▶ [Aim]:
Write each record again exactly as it stands.

(Extracted data entries)

--------

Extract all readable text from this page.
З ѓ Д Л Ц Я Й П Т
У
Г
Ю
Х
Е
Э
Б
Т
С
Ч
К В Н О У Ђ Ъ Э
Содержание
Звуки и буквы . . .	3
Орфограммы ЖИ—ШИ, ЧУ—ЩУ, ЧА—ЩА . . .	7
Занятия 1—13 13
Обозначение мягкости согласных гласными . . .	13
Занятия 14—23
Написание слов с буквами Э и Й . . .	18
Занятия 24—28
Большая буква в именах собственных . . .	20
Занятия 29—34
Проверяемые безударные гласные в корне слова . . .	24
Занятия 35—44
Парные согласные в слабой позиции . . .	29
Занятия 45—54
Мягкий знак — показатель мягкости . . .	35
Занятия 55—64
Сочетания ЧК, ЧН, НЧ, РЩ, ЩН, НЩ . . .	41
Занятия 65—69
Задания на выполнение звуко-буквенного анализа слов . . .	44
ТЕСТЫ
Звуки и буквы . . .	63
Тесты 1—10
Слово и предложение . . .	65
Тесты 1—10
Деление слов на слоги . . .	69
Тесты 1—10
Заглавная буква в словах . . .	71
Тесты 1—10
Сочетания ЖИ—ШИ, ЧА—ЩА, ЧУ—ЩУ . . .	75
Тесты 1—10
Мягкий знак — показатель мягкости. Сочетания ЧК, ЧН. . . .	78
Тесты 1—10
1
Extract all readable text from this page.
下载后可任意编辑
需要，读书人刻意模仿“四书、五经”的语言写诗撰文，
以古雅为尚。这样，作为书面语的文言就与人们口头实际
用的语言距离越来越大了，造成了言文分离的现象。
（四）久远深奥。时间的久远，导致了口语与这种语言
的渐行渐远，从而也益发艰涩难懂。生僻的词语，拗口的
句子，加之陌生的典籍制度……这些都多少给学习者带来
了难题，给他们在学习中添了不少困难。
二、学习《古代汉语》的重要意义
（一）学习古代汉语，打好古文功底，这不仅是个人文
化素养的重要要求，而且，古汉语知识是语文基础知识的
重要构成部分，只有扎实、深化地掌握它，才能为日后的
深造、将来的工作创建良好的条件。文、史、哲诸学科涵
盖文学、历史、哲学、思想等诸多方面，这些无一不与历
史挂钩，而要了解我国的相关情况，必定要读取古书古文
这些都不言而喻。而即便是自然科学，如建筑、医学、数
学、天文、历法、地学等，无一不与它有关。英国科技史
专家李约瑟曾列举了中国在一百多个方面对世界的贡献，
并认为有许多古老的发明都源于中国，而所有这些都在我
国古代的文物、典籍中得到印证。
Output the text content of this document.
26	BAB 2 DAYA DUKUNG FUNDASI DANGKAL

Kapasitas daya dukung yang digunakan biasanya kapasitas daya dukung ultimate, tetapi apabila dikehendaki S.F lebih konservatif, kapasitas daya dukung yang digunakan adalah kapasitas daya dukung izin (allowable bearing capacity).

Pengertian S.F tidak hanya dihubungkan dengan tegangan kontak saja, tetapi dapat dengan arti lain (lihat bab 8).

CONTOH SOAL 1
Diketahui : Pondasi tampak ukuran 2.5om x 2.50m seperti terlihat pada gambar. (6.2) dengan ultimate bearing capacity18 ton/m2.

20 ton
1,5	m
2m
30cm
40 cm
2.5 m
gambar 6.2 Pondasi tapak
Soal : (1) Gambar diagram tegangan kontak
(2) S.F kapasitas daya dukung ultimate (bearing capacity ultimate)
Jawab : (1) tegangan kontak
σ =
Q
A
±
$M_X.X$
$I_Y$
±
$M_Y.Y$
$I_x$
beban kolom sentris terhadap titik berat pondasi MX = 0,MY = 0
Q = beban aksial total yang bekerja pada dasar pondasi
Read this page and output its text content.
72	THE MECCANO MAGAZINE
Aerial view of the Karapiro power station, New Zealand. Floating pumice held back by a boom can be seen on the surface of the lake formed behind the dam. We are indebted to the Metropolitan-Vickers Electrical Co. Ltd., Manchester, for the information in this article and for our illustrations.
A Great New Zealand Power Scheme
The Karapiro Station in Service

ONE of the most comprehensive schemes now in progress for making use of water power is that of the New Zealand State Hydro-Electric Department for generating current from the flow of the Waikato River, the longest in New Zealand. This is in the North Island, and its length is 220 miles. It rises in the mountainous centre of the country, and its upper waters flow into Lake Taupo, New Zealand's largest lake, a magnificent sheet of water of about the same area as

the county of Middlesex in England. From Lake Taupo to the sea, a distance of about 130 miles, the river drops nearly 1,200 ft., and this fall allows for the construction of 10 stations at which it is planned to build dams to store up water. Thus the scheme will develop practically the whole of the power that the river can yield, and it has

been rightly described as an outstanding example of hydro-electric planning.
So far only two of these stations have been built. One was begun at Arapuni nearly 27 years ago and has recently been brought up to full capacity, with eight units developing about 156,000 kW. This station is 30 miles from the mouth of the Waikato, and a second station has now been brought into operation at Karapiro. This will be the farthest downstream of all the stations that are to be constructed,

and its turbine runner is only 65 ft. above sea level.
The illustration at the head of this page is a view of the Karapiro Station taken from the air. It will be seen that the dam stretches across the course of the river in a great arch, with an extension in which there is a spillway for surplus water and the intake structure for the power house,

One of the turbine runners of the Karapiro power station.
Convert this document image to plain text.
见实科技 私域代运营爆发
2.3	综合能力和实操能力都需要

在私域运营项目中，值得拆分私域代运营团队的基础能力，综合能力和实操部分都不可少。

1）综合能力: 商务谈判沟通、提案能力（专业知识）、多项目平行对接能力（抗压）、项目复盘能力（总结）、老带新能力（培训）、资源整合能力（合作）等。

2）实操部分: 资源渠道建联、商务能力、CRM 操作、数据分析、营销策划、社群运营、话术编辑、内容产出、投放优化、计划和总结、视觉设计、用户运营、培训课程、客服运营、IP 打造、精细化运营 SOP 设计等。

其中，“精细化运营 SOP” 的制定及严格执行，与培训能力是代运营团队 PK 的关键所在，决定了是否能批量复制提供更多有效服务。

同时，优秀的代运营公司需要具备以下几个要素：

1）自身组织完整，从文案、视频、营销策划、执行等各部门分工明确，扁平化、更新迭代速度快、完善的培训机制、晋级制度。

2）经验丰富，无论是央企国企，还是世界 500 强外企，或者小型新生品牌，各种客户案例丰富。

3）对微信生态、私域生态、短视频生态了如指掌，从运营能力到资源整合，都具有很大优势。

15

--------

▶ [Response]:
Extract all readable text from this page.
З ѓ Д Л Ц Я Й П Т
У
Г
Ю
Х
Е
Э
Б
Т
С
Ч
К В Н О У Ђ Ъ Э
Содержание
Звуки и буквы . . .	3
Орфограммы ЖИ—ШИ, ЧУ—ЩУ, ЧА—ЩА . . .	7
Занятия 1—13 13
Обозначение мягкости согласных гласными . . .	13
Занятия 14—23
Написание слов с буквами Э и Й . . .	18
Занятия 24—28
Большая буква в именах собственных . . .	20
Занятия 29—34
Проверяемые безударные гласные в корне слова . . .	24
Занятия 35—44
Парные согласные в слабой позиции . . .	29
Занятия 45—54
Мягкий знак — показатель мягкости . . .	35
Занятия 55—64
Сочетания ЧК, ЧН, НЧ, РЩ, ЩН, НЩ . . .	41
Занятия 65—69
Задания на выполнение звуко-буквенного анализа слов . . .	44
ТЕСТЫ
Звуки и буквы . . .	63
Тесты 1—10
Слово и предложение . . .	65
Тесты 1—10
Деление слов на слоги . . .	69
Тесты 1—10
Заглавная буква в словах . . .	71
Тесты 1—10
Сочетания ЖИ—ШИ, ЧА—ЩА, ЧУ—ЩУ . . .	75
Тесты 1—10
Мягкий знак — показатель мягкости. Сочетания ЧК, ЧН. . . .	78
Тесты 1—10
1
Extract all readable text from this page.
下载后可任意编辑
需要，读书人刻意模仿“四书、五经”的语言写诗撰文，
以古雅为尚。这样，作为书面语的文言就与人们口头实际
用的语言距离越来越大了，造成了言文分离的现象。
（四）久远深奥。时间的久远，导致了口语与这种语言
的渐行渐远，从而也益发艰涩难懂。生僻的词语，拗口的
句子，加之陌生的典籍制度……这些都多少给学习者带来
了难题，给他们在学习中添了不少困难。
二、学习《古代汉语》的重要意义
（一）学习古代汉语，打好古文功底，这不仅是个人文
化素养的重要要求，而且，古汉语知识是语文基础知识的
重要构成部分，只有扎实、深化地掌握它，才能为日后的
深造、将来的工作创建良好的条件。文、史、哲诸学科涵
盖文学、历史、哲学、思想等诸多方面，这些无一不与历
史挂钩，而要了解我国的相关情况，必定要读取古书古文
这些都不言而喻。而即便是自然科学，如建筑、医学、数
学、天文、历法、地学等，无一不与它有关。英国科技史
专家李约瑟曾列举了中国在一百多个方面对世界的贡献，
并认为有许多古老的发明都源于中国，而所有这些都在我
国古代的文物、典籍中得到印证。
Output the text content of this document.
26	BAB 2 DAYA DUKUNG FUNDASI DANGKAL

Kapasitas daya dukung yang digunakan biasanya kapasitas daya dukung ultimate, tetapi apabila dikehendaki S.F lebih konservatif, kapasitas daya dukung yang digunakan adalah kapasitas daya dukung izin (allowable bearing capacity).

Pengertian S.F tidak hanya dihubungkan dengan tegangan kontak saja, tetapi dapat dengan arti lain (lihat bab 8).

CONTOH SOAL 1
Diketahui : Pondasi tampak ukuran 2.5om x 2.50m seperti terlihat pada gambar. (6.2) dengan ultimate bearing capacity18 ton/m2.

20 ton
1,5	m
2m
30cm
40 cm
2.5 m
gambar 6.2 Pondasi tapak
Soal : (1) Gambar diagram tegangan kontak
(2) S.F kapasitas daya dukung ultimate (bearing capacity ultimate)
Jawab : (1) tegangan kontak
σ =
Q
A
±
$M_X.X$
$I_Y$
±
$M_Y.Y$
$I_x$
beban kolom sentris terhadap titik berat pondasi MX = 0,MY = 0
Q = beban aksial total yang bekerja pada dasar pondasi
Read this page and output its text content.
72	THE MECCANO MAGAZINE
Aerial view of the Karapiro power station, New Zealand. Floating pumice held back by a boom can be seen on the surface of the lake formed behind the dam. We are indebted to the Metropolitan-Vickers Electrical Co. Ltd., Manchester, for the information in this article and for our illustrations.
A Great New Zealand Power Scheme
The Karapiro Station in Service

ONE of the most comprehensive schemes now in progress for making use of water power is that of the New Zealand State Hydro-Electric Department for generating current from the flow of the Waikato River, the longest in New Zealand. This is in the North Island, and its length is 220 miles. It rises in the mountainous centre of the country, and its upper waters flow into Lake Taupo, New Zealand's largest lake, a magnificent sheet of water of about the same area as

the county of Middlesex in England. From Lake Taupo to the sea, a distance of about 130 miles, the river drops nearly 1,200 ft., and this fall allows for the construction of 10 stations at which it is planned to build dams to store up water. Thus the scheme will develop practically the whole of the power that the river can yield, and it has

been rightly described as an outstanding example of hydro-electric planning.
So far only two of these stations have been built. One was begun at Arapuni nearly 27 years ago and has recently been brought up to full capacity, with eight units developing about 156,000 kW. This station is 30 miles from the mouth of the Waikato, and a second station has now been brought into operation at Karapiro. This will be the farthest downstream of all the stations that are to be constructed,

and its turbine runner is only 65 ft. above sea level.
The illustration at the head of this page is a view of the Karapiro Station taken from the air. It will be seen that the dam stretches across the course of the river in a great arch, with an extension in which there is a spillway for surplus water and the intake structure for the power house,

One of the turbine runners of the Karapiro power station.
Convert this document image to plain text.
见实科技 私域代运营爆发
2.3	综合能力和实操能力都需要

在私域运营项目中，值得拆分私域代运营团队的基础能力，综合能力和实操部分都不可少。

1）综合能力: 商务谈判沟通、提案能力（专业知识）、多项目平行对接能力（抗压）、项目复盘能力（总结）、老带新能力（培训）、资源整合能力（合作）等。

2）实操部分: 资源渠道建联、商务能力、CRM 操作、数据分析、营销策划、社群运营、话术编辑、内容产出、投放优化、计划和总结、视觉设计、用户运营、培训课程、客服运营、IP 打造、精细化运营 SOP 设计等。

其中，“精细化运营 SOP” 的制定及严格执行，与培训能力是代运营团队 PK 的关键所在，决定了是否能批量复制提供更多有效服务。

同时，优秀的代运营公司需要具备以下几个要素：

1）自身组织完整，从文案、视频、营销策划、执行等各部门分工明确，扁平化、更新迭代速度快、完善的培训机制、晋级制度。

2）经验丰富，无论是央企国企，还是世界 500 强外企，或者小型新生品牌，各种客户案例丰富。

3）对微信生态、私域生态、短视频生态了如指掌，从运营能力到资源整合，都具有很大优势。

15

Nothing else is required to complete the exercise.